(Dataset records)
★ ★ ★

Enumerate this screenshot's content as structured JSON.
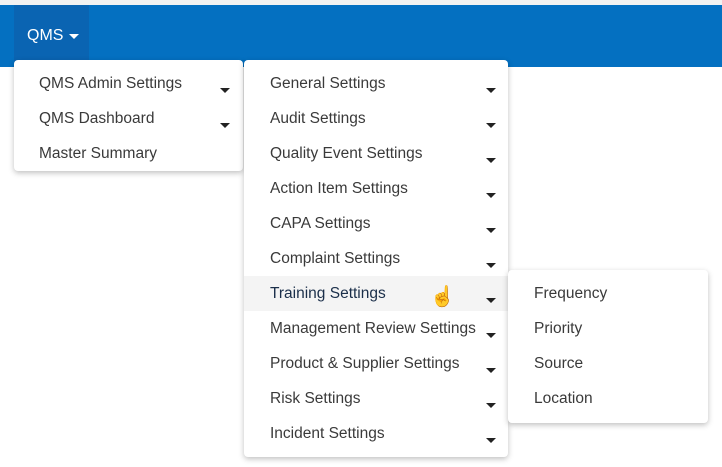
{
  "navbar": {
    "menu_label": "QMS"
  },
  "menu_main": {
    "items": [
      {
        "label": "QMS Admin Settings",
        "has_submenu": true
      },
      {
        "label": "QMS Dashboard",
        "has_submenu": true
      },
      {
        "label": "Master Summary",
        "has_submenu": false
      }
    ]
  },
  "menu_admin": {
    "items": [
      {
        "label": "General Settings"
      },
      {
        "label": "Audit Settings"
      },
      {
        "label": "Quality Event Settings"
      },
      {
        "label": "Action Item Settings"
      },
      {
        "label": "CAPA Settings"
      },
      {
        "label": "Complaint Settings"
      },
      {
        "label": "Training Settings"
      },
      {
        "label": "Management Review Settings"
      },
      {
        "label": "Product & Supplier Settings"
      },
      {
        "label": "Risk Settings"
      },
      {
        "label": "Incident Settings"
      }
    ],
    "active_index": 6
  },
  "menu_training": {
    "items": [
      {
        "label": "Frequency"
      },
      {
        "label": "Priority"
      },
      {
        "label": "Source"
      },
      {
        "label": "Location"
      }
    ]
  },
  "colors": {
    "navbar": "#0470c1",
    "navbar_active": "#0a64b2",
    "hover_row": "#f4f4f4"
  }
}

★ ★ ★

Omit every picture, then reproduce the rest of the listing exactly.

▶ _Exercise solution_
Enumerate this screenshot's content as structured JSON.
{
  "navbar": {
    "menu_label": "QMS"
  },
  "menu_main": {
    "items": [
      {
        "label": "QMS Admin Settings",
        "has_submenu": true
      },
      {
        "label": "QMS Dashboard",
        "has_submenu": true
      },
      {
        "label": "Master Summary",
        "has_submenu": false
      }
    ]
  },
  "menu_admin": {
    "items": [
      {
        "label": "General Settings"
      },
      {
        "label": "Audit Settings"
      },
      {
        "label": "Quality Event Settings"
      },
      {
        "label": "Action Item Settings"
      },
      {
        "label": "CAPA Settings"
      },
      {
        "label": "Complaint Settings"
      },
      {
        "label": "Training Settings"
      },
      {
        "label": "Management Review Settings"
      },
      {
        "label": "Product & Supplier Settings"
      },
      {
        "label": "Risk Settings"
      },
      {
        "label": "Incident Settings"
      }
    ],
    "active_index": 6
  },
  "menu_training": {
    "items": [
      {
        "label": "Frequency"
      },
      {
        "label": "Priority"
      },
      {
        "label": "Source"
      },
      {
        "label": "Location"
      }
    ]
  },
  "colors": {
    "navbar": "#0470c1",
    "navbar_active": "#0a64b2",
    "hover_row": "#f4f4f4"
  }
}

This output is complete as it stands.